Problem statement: Reproduce every line of the material below, but drop the pictures.

Exercise material:
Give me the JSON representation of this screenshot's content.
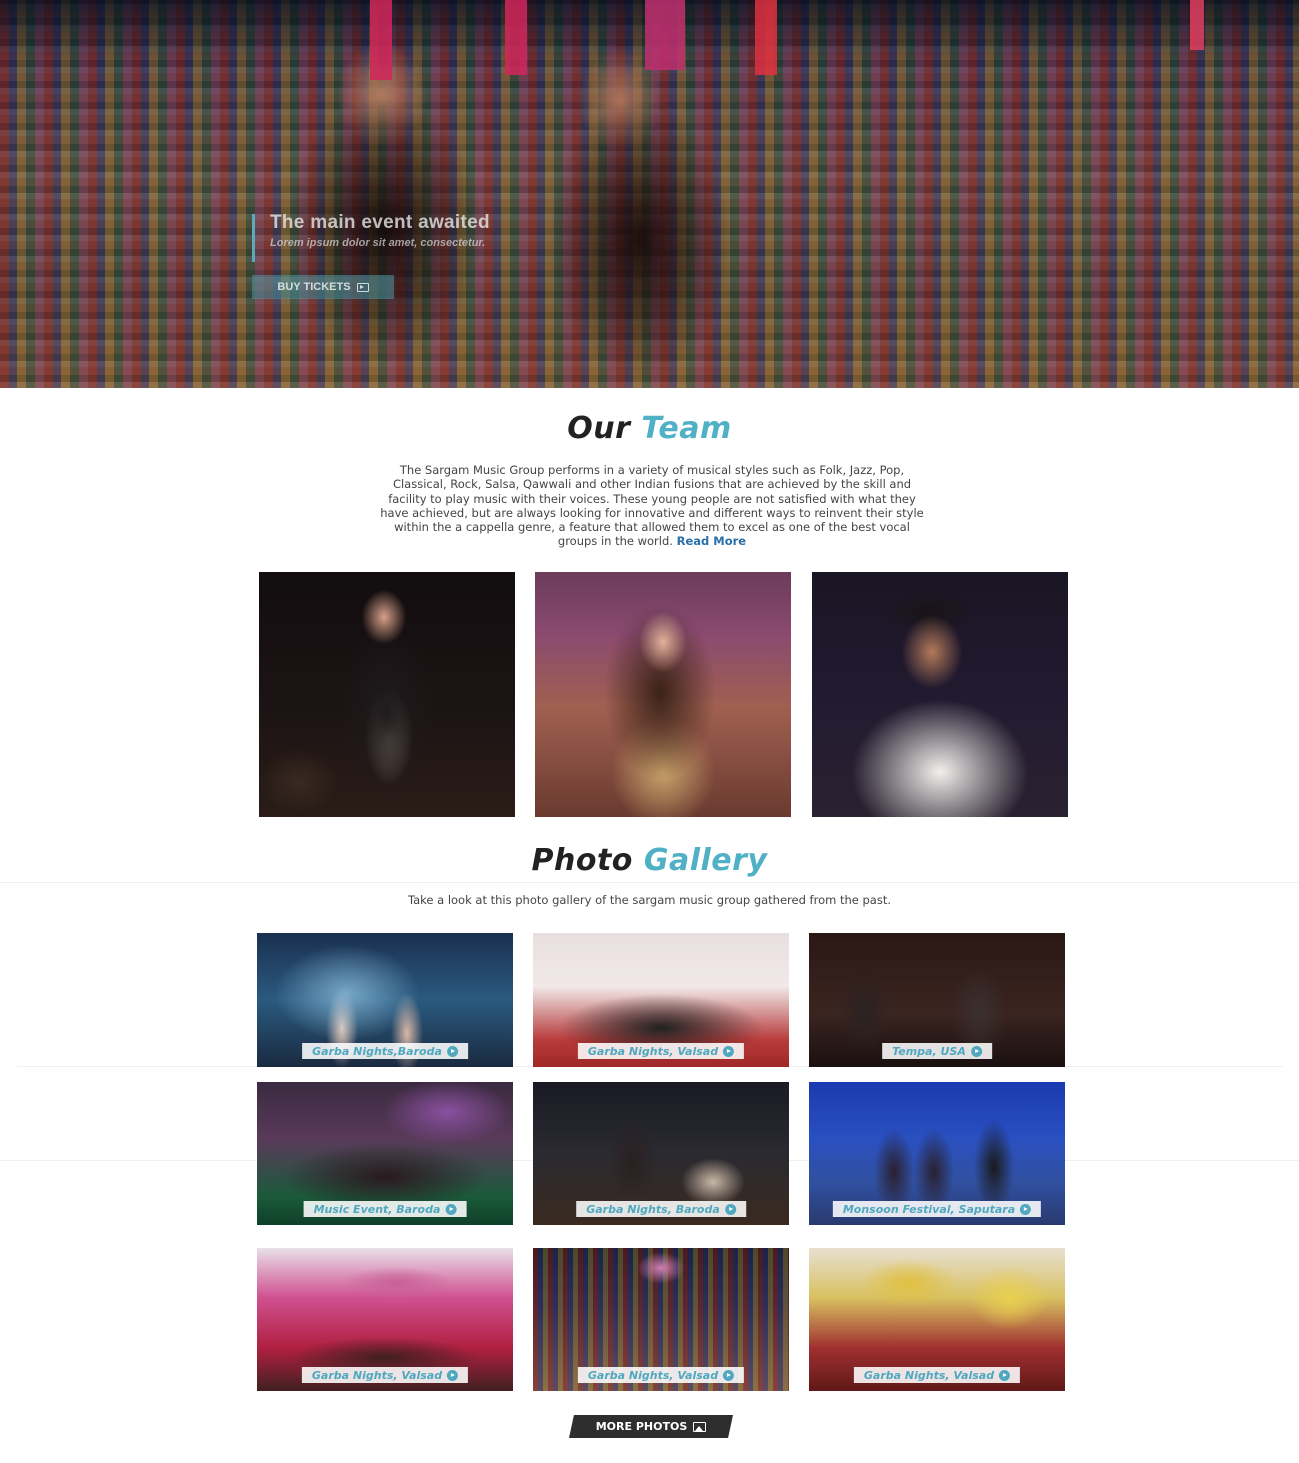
{
  "hero": {
    "title": "The main event awaited",
    "subtitle": "Lorem ipsum dolor sit amet, consectetur.",
    "button_label": "BUY TICKETS",
    "button_icon": "ticket-icon"
  },
  "team": {
    "heading_dark": "Our",
    "heading_accent": "Team",
    "description": "The Sargam Music Group performs in a variety of musical styles such as Folk, Jazz, Pop, Classical, Rock, Salsa, Qawwali and other Indian fusions that are achieved by the skill and facility to play music with their voices. These young people are not satisfied with what they have achieved, but are always looking for innovative and different ways to reinvent their style within the a cappella genre, a feature that allowed them to excel as one of the best vocal groups in the world.",
    "read_more": "Read More"
  },
  "gallery": {
    "heading_dark": "Photo",
    "heading_accent": "Gallery",
    "subtitle": "Take a look at this photo gallery of the sargam music group gathered from the past.",
    "items": [
      {
        "label": "Garba Nights,Baroda"
      },
      {
        "label": "Garba Nights, Valsad"
      },
      {
        "label": "Tempa, USA"
      },
      {
        "label": "Music Event, Baroda"
      },
      {
        "label": "Garba Nights, Baroda"
      },
      {
        "label": "Monsoon Festival, Saputara"
      },
      {
        "label": "Garba Nights, Valsad"
      },
      {
        "label": "Garba Nights, Valsad"
      },
      {
        "label": "Garba Nights, Valsad"
      }
    ],
    "more_button": "MORE PHOTOS",
    "more_icon": "image-icon"
  },
  "colors": {
    "accent": "#4fb0c6",
    "link": "#2a6fa8",
    "button_dark": "#2e2e2e"
  }
}
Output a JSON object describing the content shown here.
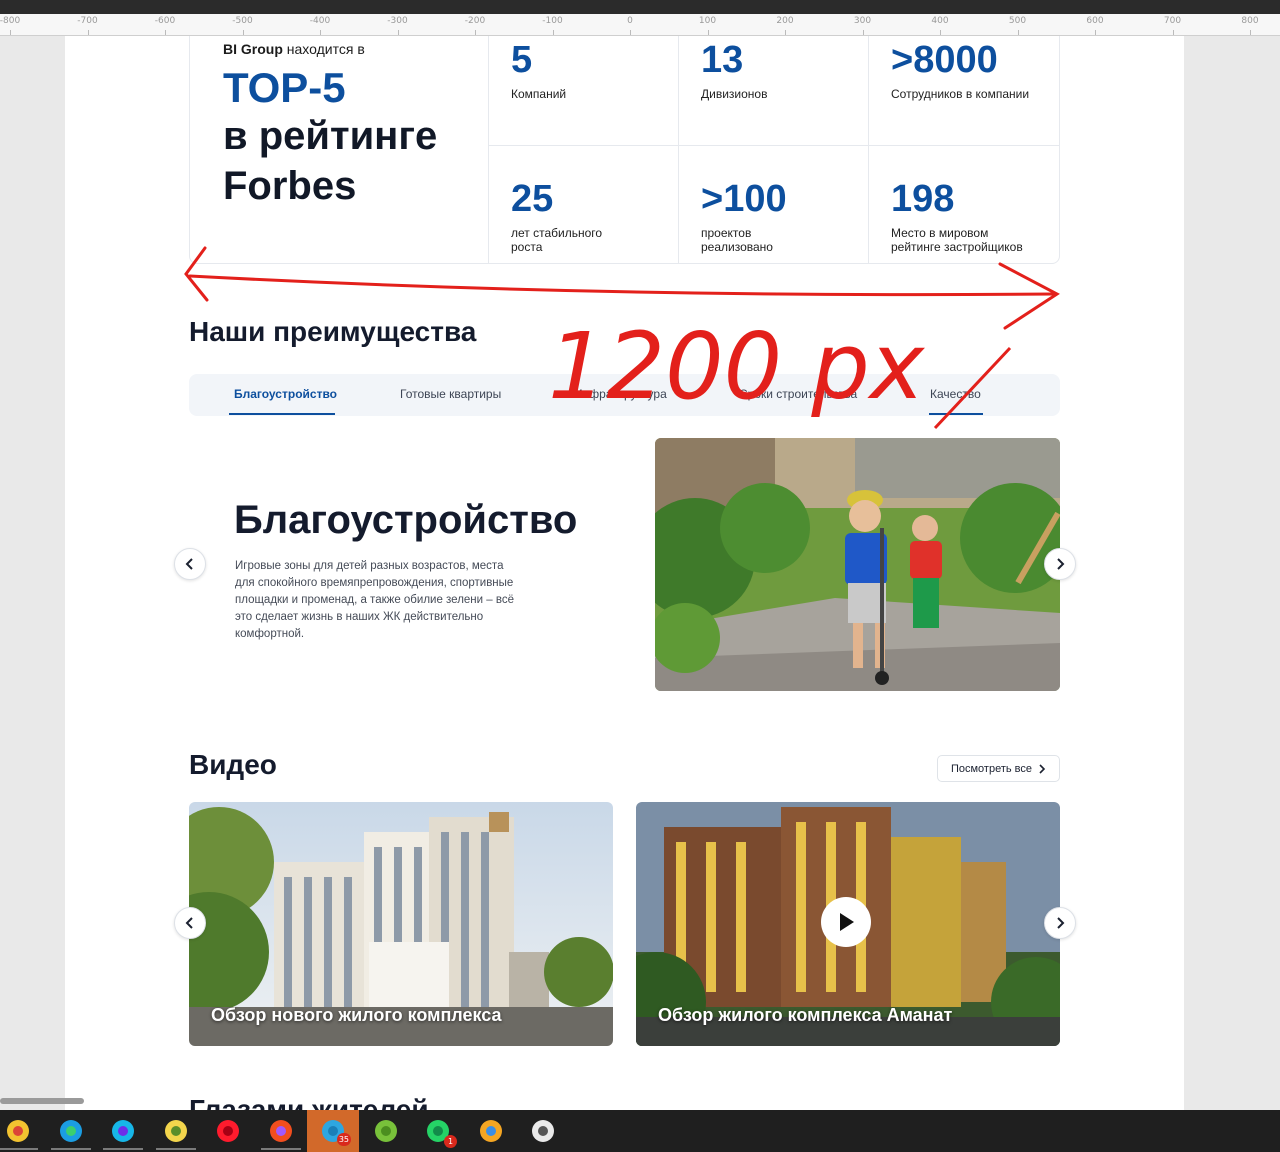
{
  "ruler": {
    "ticks": [
      "-800",
      "-700",
      "-600",
      "-500",
      "-400",
      "-300",
      "-200",
      "-100",
      "0",
      "100",
      "200",
      "300",
      "400",
      "500",
      "600",
      "700",
      "800"
    ]
  },
  "stats": {
    "intro_brand": "BI Group",
    "intro_text": " находится в",
    "top5": "ТОP-5",
    "rating_text": "в рейтинге\nForbes",
    "items": [
      {
        "value": "5",
        "label": "Компаний"
      },
      {
        "value": "13",
        "label": "Дивизионов"
      },
      {
        "value": ">8000",
        "label": "Сотрудников в компании"
      },
      {
        "value": "25",
        "label": "лет стабильного\nроста"
      },
      {
        "value": ">100",
        "label": "проектов\nреализовано"
      },
      {
        "value": "198",
        "label": "Место в мировом\nрейтинге застройщиков"
      }
    ]
  },
  "annotation": {
    "text": "1200 px",
    "color": "#e3201b"
  },
  "advantages": {
    "heading": "Наши преимущества",
    "tabs": [
      {
        "label": "Благоустройство",
        "active": true
      },
      {
        "label": "Готовые квартиры",
        "active": false
      },
      {
        "label": "Инфраструктура",
        "active": false
      },
      {
        "label": "Сроки строительства",
        "active": false
      },
      {
        "label": "Качество",
        "active": false
      }
    ],
    "slide_title": "Благоустройство",
    "slide_text": "Игровые зоны для детей разных возрастов, места для спокойного времяпрепровождения, спортивные площадки и променад, а также обилие зелени – всё это сделает жизнь в наших ЖК действительно комфортной."
  },
  "video": {
    "heading": "Видео",
    "view_all": "Посмотреть все",
    "cards": [
      {
        "caption": "Обзор нового жилого комплекса"
      },
      {
        "caption": "Обзор жилого комплекса Аманат"
      }
    ]
  },
  "next_section_heading": "Глазами жителей",
  "taskbar": {
    "apps": [
      {
        "icon": "chrome-icon"
      },
      {
        "icon": "edge-icon"
      },
      {
        "icon": "webstorm-icon"
      },
      {
        "icon": "image-viewer-icon"
      },
      {
        "icon": "opera-icon"
      },
      {
        "icon": "figma-icon"
      },
      {
        "icon": "telegram-icon",
        "badge": "35"
      },
      {
        "icon": "utorrent-icon"
      },
      {
        "icon": "whatsapp-icon",
        "badge": "1"
      },
      {
        "icon": "media-player-icon"
      },
      {
        "icon": "photos-icon"
      }
    ]
  },
  "colors": {
    "brand_blue": "#0d4f9e",
    "heading": "#141b2d"
  }
}
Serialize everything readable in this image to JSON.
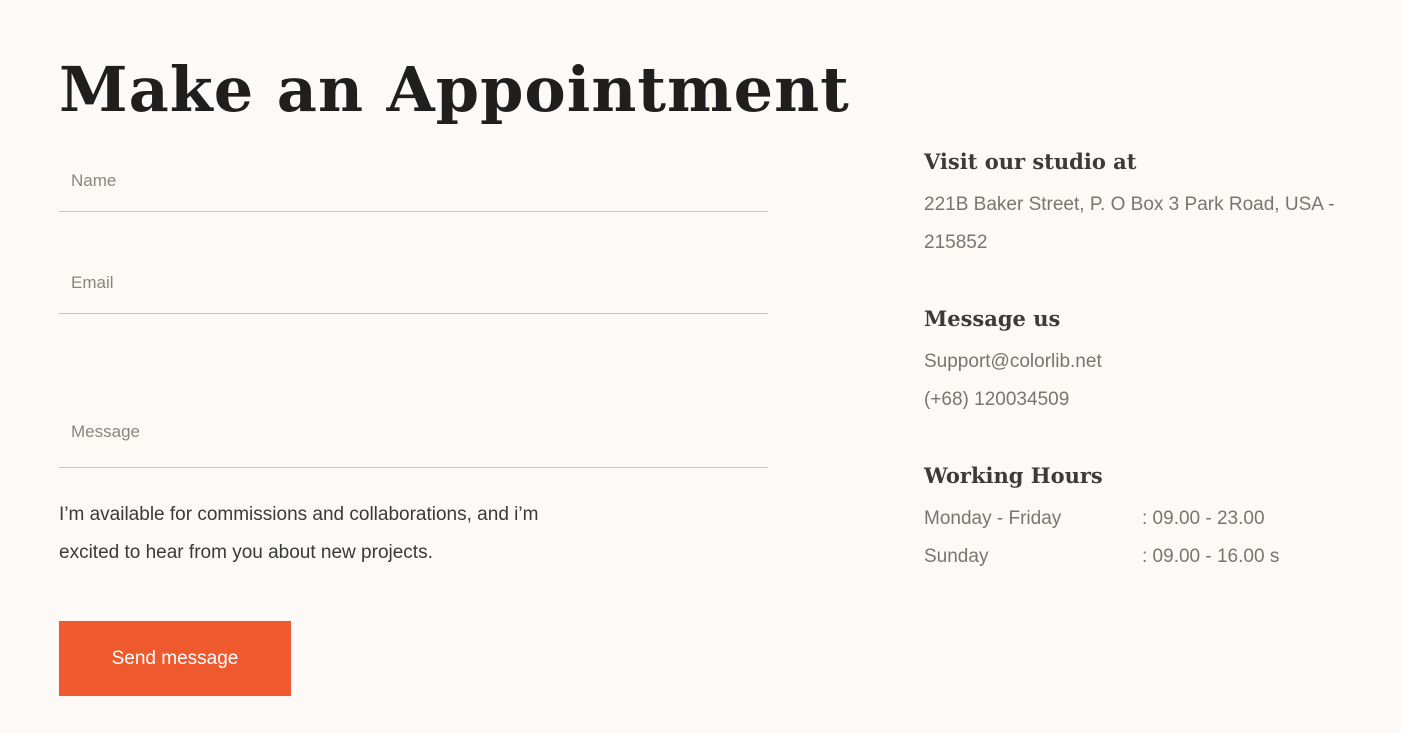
{
  "title": "Make an Appointment",
  "form": {
    "name_placeholder": "Name",
    "email_placeholder": "Email",
    "message_placeholder": "Message",
    "intro": "I’m available for commissions and collaborations, and i’m excited to hear from you about new projects.",
    "send_label": "Send message",
    "accent_color": "#ee5a2e"
  },
  "studio": {
    "heading": "Visit our studio at",
    "address": "221B Baker Street, P. O Box 3 Park Road, USA - 215852"
  },
  "contact": {
    "heading": "Message us",
    "email": "Support@colorlib.net",
    "phone": "(+68) 120034509 "
  },
  "hours": {
    "heading": "Working Hours",
    "rows": [
      {
        "day": "Monday - Friday",
        "time": ": 09.00 - 23.00"
      },
      {
        "day": "Sunday",
        "time": ": 09.00 - 16.00 s"
      }
    ]
  }
}
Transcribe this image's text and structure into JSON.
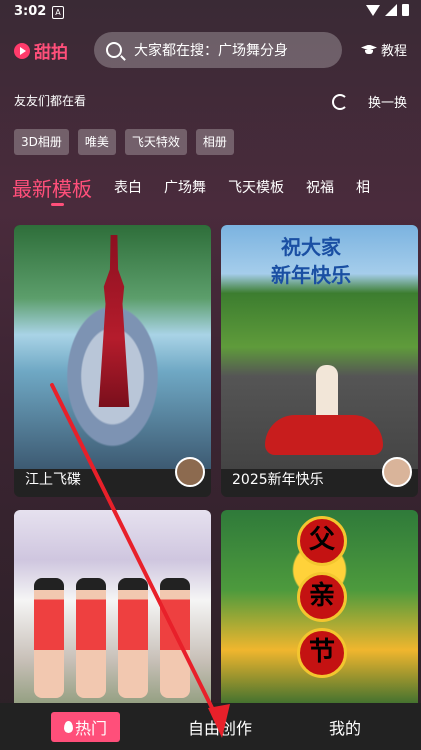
{
  "status_bar": {
    "time": "3:02",
    "notif_letter": "A"
  },
  "header": {
    "app_name": "甜拍",
    "search_placeholder": "大家都在搜：广场舞分身",
    "tutorial_label": "教程"
  },
  "friends": {
    "label": "友友们都在看",
    "refresh_label": "换一换"
  },
  "tags": [
    "3D相册",
    "唯美",
    "飞天特效",
    "相册"
  ],
  "tabs": [
    "最新模板",
    "表白",
    "广场舞",
    "飞天模板",
    "祝福",
    "相"
  ],
  "cards": [
    {
      "title": "江上飞碟"
    },
    {
      "title": "2025新年快乐",
      "greeting_line1": "祝大家",
      "greeting_line2": "新年快乐"
    },
    {
      "title": ""
    },
    {
      "title": "",
      "medallions": [
        "父",
        "亲",
        "节"
      ]
    }
  ],
  "bottom_nav": {
    "hot": "热门",
    "create": "自由创作",
    "mine": "我的"
  },
  "colors": {
    "accent": "#ff4f7a",
    "arrow": "#e8202a"
  }
}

Solution:
Give me the JSON representation of this screenshot's content.
{
  "hero": {
    "title": "The main event awaited",
    "subtitle": "Lorem ipsum dolor sit amet, consectetur.",
    "button_label": "BUY TICKETS",
    "button_icon": "ticket-icon"
  },
  "team": {
    "heading_dark": "Our",
    "heading_accent": "Team",
    "description": "The Sargam Music Group performs in a variety of musical styles such as Folk, Jazz, Pop, Classical, Rock, Salsa, Qawwali and other Indian fusions that are achieved by the skill and facility to play music with their voices. These young people are not satisfied with what they have achieved, but are always looking for innovative and different ways to reinvent their style within the a cappella genre, a feature that allowed them to excel as one of the best vocal groups in the world.",
    "read_more": "Read More"
  },
  "gallery": {
    "heading_dark": "Photo",
    "heading_accent": "Gallery",
    "subtitle": "Take a look at this photo gallery of the sargam music group gathered from the past.",
    "items": [
      {
        "label": "Garba Nights,Baroda"
      },
      {
        "label": "Garba Nights, Valsad"
      },
      {
        "label": "Tempa, USA"
      },
      {
        "label": "Music Event, Baroda"
      },
      {
        "label": "Garba Nights, Baroda"
      },
      {
        "label": "Monsoon Festival, Saputara"
      },
      {
        "label": "Garba Nights, Valsad"
      },
      {
        "label": "Garba Nights, Valsad"
      },
      {
        "label": "Garba Nights, Valsad"
      }
    ],
    "more_button": "MORE PHOTOS",
    "more_icon": "image-icon"
  },
  "colors": {
    "accent": "#4fb0c6",
    "link": "#2a6fa8",
    "button_dark": "#2e2e2e"
  }
}
Output a JSON object describing the content shown here.
{
  "ruler": {
    "ticks": [
      "-800",
      "-700",
      "-600",
      "-500",
      "-400",
      "-300",
      "-200",
      "-100",
      "0",
      "100",
      "200",
      "300",
      "400",
      "500",
      "600",
      "700",
      "800"
    ]
  },
  "stats": {
    "intro_brand": "BI Group",
    "intro_text": " находится в",
    "top5": "ТОP-5",
    "rating_text": "в рейтинге\nForbes",
    "items": [
      {
        "value": "5",
        "label": "Компаний"
      },
      {
        "value": "13",
        "label": "Дивизионов"
      },
      {
        "value": ">8000",
        "label": "Сотрудников в компании"
      },
      {
        "value": "25",
        "label": "лет стабильного\nроста"
      },
      {
        "value": ">100",
        "label": "проектов\nреализовано"
      },
      {
        "value": "198",
        "label": "Место в мировом\nрейтинге застройщиков"
      }
    ]
  },
  "annotation": {
    "text": "1200 px",
    "color": "#e3201b"
  },
  "advantages": {
    "heading": "Наши преимущества",
    "tabs": [
      {
        "label": "Благоустройство",
        "active": true
      },
      {
        "label": "Готовые квартиры",
        "active": false
      },
      {
        "label": "Инфраструктура",
        "active": false
      },
      {
        "label": "Сроки строительства",
        "active": false
      },
      {
        "label": "Качество",
        "active": false
      }
    ],
    "slide_title": "Благоустройство",
    "slide_text": "Игровые зоны для детей разных возрастов, места для спокойного времяпрепровождения, спортивные площадки и променад, а также обилие зелени – всё это сделает жизнь в наших ЖК действительно комфортной."
  },
  "video": {
    "heading": "Видео",
    "view_all": "Посмотреть все",
    "cards": [
      {
        "caption": "Обзор нового жилого комплекса"
      },
      {
        "caption": "Обзор жилого комплекса Аманат"
      }
    ]
  },
  "next_section_heading": "Глазами жителей",
  "taskbar": {
    "apps": [
      {
        "icon": "chrome-icon"
      },
      {
        "icon": "edge-icon"
      },
      {
        "icon": "webstorm-icon"
      },
      {
        "icon": "image-viewer-icon"
      },
      {
        "icon": "opera-icon"
      },
      {
        "icon": "figma-icon"
      },
      {
        "icon": "telegram-icon",
        "badge": "35"
      },
      {
        "icon": "utorrent-icon"
      },
      {
        "icon": "whatsapp-icon",
        "badge": "1"
      },
      {
        "icon": "media-player-icon"
      },
      {
        "icon": "photos-icon"
      }
    ]
  },
  "colors": {
    "brand_blue": "#0d4f9e",
    "heading": "#141b2d"
  }
}
Serialize everything readable in this image to JSON.
{
  "title": "Make an Appointment",
  "form": {
    "name_placeholder": "Name",
    "email_placeholder": "Email",
    "message_placeholder": "Message",
    "intro": "I’m available for commissions and collaborations, and i’m excited to hear from you about new projects.",
    "send_label": "Send message",
    "accent_color": "#ee5a2e"
  },
  "studio": {
    "heading": "Visit our studio at",
    "address": "221B Baker Street, P. O Box 3 Park Road, USA - 215852"
  },
  "contact": {
    "heading": "Message us",
    "email": "Support@colorlib.net",
    "phone": "(+68) 120034509 "
  },
  "hours": {
    "heading": "Working Hours",
    "rows": [
      {
        "day": "Monday - Friday",
        "time": ": 09.00 - 23.00"
      },
      {
        "day": "Sunday",
        "time": ": 09.00 - 16.00 s"
      }
    ]
  }
}
Transcribe this image's text and structure into JSON.
{
  "status_bar": {
    "time": "3:02",
    "notif_letter": "A"
  },
  "header": {
    "app_name": "甜拍",
    "search_placeholder": "大家都在搜：广场舞分身",
    "tutorial_label": "教程"
  },
  "friends": {
    "label": "友友们都在看",
    "refresh_label": "换一换"
  },
  "tags": [
    "3D相册",
    "唯美",
    "飞天特效",
    "相册"
  ],
  "tabs": [
    "最新模板",
    "表白",
    "广场舞",
    "飞天模板",
    "祝福",
    "相"
  ],
  "cards": [
    {
      "title": "江上飞碟"
    },
    {
      "title": "2025新年快乐",
      "greeting_line1": "祝大家",
      "greeting_line2": "新年快乐"
    },
    {
      "title": ""
    },
    {
      "title": "",
      "medallions": [
        "父",
        "亲",
        "节"
      ]
    }
  ],
  "bottom_nav": {
    "hot": "热门",
    "create": "自由创作",
    "mine": "我的"
  },
  "colors": {
    "accent": "#ff4f7a",
    "arrow": "#e8202a"
  }
}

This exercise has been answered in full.